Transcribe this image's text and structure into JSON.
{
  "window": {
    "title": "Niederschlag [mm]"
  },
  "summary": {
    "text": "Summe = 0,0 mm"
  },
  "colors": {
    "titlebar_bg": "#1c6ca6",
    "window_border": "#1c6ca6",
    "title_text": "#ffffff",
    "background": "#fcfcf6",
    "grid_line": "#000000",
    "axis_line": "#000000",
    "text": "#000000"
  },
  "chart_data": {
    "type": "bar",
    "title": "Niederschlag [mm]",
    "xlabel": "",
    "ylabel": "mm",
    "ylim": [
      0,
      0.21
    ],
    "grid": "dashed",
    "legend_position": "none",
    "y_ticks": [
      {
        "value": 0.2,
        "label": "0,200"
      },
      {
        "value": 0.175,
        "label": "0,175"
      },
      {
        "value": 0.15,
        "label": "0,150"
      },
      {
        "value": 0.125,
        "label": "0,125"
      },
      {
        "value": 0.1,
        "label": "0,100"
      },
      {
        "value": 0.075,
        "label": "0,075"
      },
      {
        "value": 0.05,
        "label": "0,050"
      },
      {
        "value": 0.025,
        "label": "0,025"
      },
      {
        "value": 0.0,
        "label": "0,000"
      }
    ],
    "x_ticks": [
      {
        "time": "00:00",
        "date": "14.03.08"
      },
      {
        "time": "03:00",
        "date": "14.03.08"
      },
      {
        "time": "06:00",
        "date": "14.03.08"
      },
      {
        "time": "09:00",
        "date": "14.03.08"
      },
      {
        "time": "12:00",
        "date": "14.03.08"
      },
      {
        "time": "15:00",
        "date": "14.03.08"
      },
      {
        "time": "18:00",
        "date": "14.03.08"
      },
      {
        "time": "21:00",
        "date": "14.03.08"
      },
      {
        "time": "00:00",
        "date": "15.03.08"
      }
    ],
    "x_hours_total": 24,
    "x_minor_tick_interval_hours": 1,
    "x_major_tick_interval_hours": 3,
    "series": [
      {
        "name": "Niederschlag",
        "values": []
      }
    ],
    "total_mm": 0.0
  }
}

* [WHAT TO WORK ON]: Return all of the data exactly as it reads.

* [TASK OUTPUT]:
Transcribe this image's text and structure into JSON.
{
  "window": {
    "title": "Niederschlag [mm]"
  },
  "summary": {
    "text": "Summe = 0,0 mm"
  },
  "colors": {
    "titlebar_bg": "#1c6ca6",
    "window_border": "#1c6ca6",
    "title_text": "#ffffff",
    "background": "#fcfcf6",
    "grid_line": "#000000",
    "axis_line": "#000000",
    "text": "#000000"
  },
  "chart_data": {
    "type": "bar",
    "title": "Niederschlag [mm]",
    "xlabel": "",
    "ylabel": "mm",
    "ylim": [
      0,
      0.21
    ],
    "grid": "dashed",
    "legend_position": "none",
    "y_ticks": [
      {
        "value": 0.2,
        "label": "0,200"
      },
      {
        "value": 0.175,
        "label": "0,175"
      },
      {
        "value": 0.15,
        "label": "0,150"
      },
      {
        "value": 0.125,
        "label": "0,125"
      },
      {
        "value": 0.1,
        "label": "0,100"
      },
      {
        "value": 0.075,
        "label": "0,075"
      },
      {
        "value": 0.05,
        "label": "0,050"
      },
      {
        "value": 0.025,
        "label": "0,025"
      },
      {
        "value": 0.0,
        "label": "0,000"
      }
    ],
    "x_ticks": [
      {
        "time": "00:00",
        "date": "14.03.08"
      },
      {
        "time": "03:00",
        "date": "14.03.08"
      },
      {
        "time": "06:00",
        "date": "14.03.08"
      },
      {
        "time": "09:00",
        "date": "14.03.08"
      },
      {
        "time": "12:00",
        "date": "14.03.08"
      },
      {
        "time": "15:00",
        "date": "14.03.08"
      },
      {
        "time": "18:00",
        "date": "14.03.08"
      },
      {
        "time": "21:00",
        "date": "14.03.08"
      },
      {
        "time": "00:00",
        "date": "15.03.08"
      }
    ],
    "x_hours_total": 24,
    "x_minor_tick_interval_hours": 1,
    "x_major_tick_interval_hours": 3,
    "series": [
      {
        "name": "Niederschlag",
        "values": []
      }
    ],
    "total_mm": 0.0
  }
}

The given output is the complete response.